(Dataset excerpt)
===

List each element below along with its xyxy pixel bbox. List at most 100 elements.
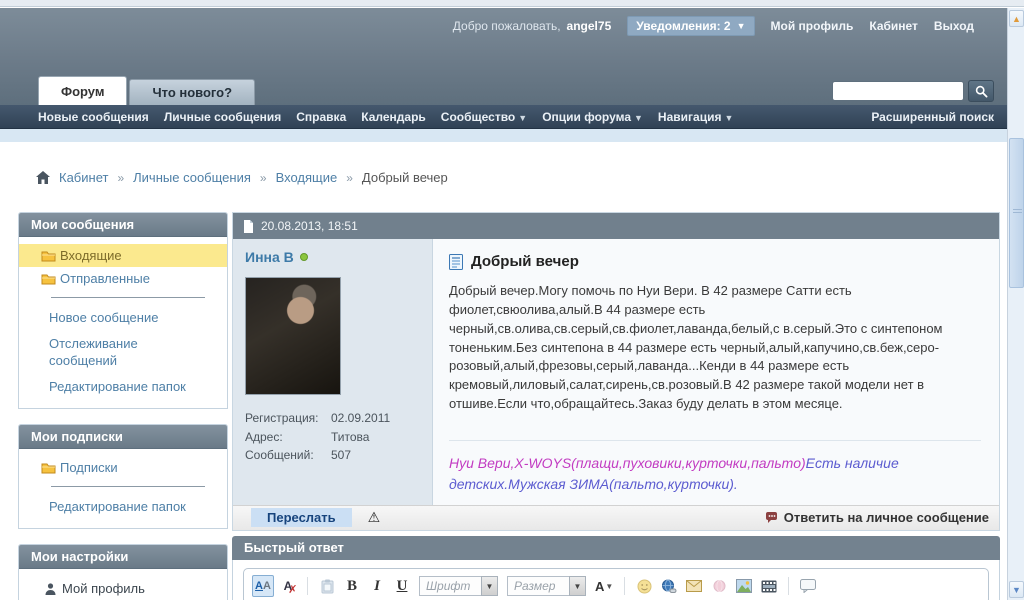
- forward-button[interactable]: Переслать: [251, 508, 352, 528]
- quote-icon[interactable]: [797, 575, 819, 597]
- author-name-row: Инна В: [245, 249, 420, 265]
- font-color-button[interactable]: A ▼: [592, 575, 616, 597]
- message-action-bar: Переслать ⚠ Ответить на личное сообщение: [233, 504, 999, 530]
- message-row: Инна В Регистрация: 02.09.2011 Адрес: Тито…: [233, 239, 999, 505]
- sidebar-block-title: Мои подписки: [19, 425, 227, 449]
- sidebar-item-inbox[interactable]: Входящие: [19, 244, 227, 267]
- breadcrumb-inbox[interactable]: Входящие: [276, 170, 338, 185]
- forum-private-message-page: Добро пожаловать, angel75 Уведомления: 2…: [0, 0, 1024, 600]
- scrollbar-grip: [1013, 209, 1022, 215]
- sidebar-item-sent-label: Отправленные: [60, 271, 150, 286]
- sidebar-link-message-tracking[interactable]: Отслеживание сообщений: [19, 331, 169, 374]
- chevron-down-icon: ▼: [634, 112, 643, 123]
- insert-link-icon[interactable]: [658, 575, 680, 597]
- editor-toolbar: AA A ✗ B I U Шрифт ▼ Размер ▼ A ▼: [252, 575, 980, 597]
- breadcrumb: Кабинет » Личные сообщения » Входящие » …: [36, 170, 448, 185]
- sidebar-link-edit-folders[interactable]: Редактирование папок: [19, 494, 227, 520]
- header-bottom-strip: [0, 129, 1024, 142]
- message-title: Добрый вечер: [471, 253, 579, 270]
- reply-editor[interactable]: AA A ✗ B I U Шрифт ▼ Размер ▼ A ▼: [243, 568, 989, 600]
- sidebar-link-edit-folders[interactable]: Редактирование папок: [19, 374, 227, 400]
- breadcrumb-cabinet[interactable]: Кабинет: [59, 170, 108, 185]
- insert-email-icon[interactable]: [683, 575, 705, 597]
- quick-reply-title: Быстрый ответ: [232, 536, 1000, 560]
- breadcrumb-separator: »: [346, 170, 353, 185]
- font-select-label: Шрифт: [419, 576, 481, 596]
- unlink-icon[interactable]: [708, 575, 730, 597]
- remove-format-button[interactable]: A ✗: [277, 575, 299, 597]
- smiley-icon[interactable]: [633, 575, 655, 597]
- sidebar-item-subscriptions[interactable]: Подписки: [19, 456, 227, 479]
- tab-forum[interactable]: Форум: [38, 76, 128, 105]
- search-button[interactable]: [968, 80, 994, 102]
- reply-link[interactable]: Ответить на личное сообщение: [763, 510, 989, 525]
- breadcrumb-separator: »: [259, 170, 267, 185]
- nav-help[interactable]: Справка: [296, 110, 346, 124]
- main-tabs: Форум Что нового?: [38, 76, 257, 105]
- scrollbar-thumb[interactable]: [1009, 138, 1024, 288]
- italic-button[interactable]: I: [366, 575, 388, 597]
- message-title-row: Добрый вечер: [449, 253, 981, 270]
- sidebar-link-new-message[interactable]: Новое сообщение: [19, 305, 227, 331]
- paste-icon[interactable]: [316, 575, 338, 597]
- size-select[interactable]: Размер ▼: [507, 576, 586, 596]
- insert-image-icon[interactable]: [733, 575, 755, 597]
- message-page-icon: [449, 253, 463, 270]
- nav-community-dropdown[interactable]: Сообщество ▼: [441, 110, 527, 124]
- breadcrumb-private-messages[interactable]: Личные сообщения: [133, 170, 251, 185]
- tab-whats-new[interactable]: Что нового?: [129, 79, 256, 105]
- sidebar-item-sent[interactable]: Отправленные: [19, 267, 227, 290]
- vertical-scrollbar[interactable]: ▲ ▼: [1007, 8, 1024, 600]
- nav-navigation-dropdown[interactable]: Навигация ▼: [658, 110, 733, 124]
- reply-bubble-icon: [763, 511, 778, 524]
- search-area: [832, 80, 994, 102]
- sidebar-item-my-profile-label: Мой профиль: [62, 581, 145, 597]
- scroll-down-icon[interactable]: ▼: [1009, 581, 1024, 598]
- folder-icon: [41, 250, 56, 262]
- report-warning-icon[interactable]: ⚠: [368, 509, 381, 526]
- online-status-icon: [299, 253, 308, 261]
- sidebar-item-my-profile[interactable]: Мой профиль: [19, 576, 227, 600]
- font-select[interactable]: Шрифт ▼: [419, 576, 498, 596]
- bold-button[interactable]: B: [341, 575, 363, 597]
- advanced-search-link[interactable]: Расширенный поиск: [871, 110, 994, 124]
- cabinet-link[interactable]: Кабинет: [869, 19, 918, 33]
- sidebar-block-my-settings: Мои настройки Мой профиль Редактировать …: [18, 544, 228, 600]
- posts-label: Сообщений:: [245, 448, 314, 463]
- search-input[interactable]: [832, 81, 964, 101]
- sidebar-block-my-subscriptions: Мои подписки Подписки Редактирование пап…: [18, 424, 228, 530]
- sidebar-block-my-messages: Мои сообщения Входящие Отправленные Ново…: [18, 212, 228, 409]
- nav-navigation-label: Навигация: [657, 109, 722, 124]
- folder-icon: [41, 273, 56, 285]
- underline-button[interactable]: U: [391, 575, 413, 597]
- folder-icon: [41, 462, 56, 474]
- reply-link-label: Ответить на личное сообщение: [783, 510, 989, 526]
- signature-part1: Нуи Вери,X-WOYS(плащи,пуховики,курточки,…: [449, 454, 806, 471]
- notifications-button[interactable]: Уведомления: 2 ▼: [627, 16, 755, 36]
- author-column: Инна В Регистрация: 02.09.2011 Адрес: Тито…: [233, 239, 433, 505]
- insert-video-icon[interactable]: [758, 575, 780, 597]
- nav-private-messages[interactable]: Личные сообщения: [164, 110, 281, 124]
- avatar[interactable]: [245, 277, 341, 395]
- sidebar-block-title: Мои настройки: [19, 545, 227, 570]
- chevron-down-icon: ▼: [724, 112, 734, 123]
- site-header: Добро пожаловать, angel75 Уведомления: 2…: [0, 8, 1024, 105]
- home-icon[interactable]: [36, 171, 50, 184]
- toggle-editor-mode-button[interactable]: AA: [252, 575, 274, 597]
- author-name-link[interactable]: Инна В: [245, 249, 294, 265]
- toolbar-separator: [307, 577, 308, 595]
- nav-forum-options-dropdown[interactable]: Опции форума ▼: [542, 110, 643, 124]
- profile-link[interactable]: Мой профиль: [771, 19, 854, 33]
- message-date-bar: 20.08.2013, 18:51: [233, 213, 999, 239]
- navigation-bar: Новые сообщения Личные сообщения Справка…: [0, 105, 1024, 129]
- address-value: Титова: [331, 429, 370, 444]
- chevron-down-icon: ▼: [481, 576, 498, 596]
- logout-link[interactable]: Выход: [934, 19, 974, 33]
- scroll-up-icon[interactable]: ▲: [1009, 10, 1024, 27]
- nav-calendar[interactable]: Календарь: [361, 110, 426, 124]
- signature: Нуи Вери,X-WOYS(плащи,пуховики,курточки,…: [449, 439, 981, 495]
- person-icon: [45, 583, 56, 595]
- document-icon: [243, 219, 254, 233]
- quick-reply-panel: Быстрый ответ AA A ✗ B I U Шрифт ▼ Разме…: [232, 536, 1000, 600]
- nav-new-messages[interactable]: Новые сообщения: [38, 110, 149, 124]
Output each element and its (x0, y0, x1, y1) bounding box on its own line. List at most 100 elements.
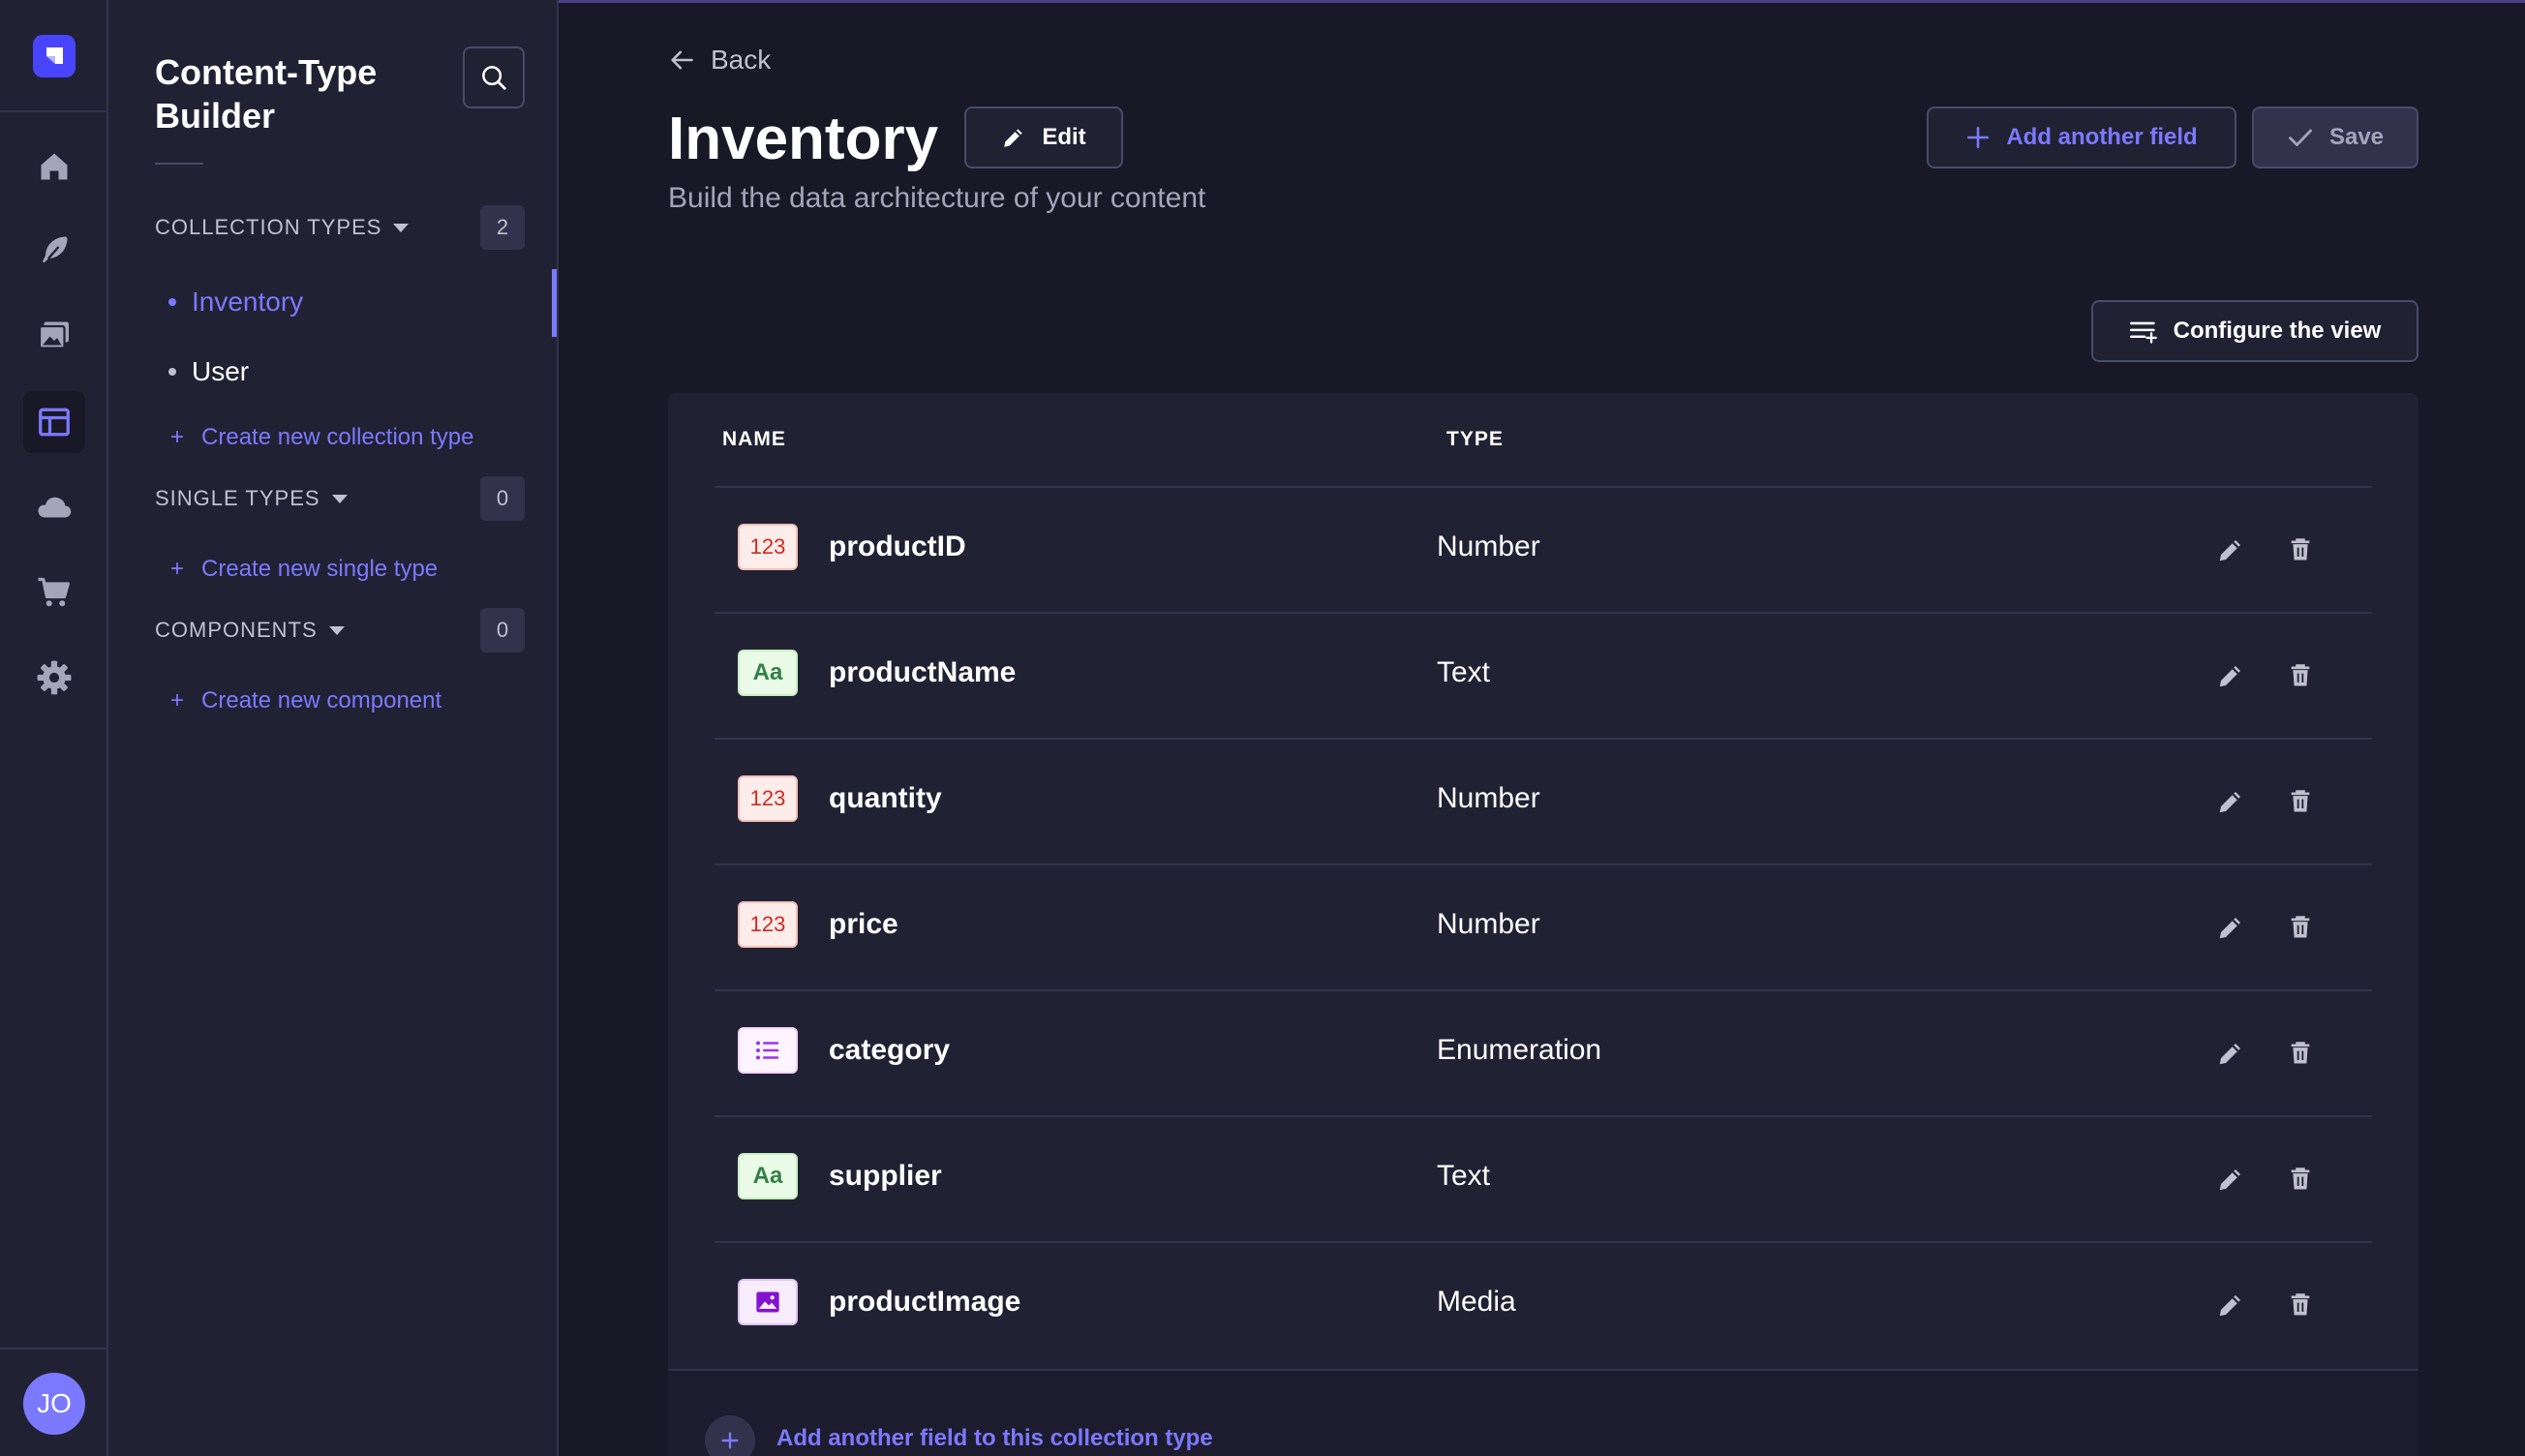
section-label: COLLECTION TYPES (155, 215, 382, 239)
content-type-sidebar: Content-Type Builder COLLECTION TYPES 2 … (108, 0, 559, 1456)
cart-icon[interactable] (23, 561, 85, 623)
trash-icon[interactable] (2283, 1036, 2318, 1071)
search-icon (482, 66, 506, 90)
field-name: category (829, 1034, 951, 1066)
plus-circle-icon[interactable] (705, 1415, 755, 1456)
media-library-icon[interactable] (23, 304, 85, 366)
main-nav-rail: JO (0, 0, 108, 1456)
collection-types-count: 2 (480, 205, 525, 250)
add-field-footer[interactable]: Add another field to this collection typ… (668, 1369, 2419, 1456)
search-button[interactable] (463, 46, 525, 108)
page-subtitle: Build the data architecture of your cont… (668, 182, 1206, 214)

===

• **Task prompt**
Reproduce the lines from the one containing "- forward-button[interactable]: Переслать: [251, 508, 352, 528]" through the one containing "- font-color-button[interactable]: A", renaming "interactable" to "clickable" and leaving everything else unchanged.

• **Exercise solution**
- forward-button[clickable]: Переслать: [251, 508, 352, 528]
- quote-icon[clickable]: [797, 575, 819, 597]
- author-name-row: Инна В: [245, 249, 420, 265]
- font-color-button[clickable]: A ▼: [592, 575, 616, 597]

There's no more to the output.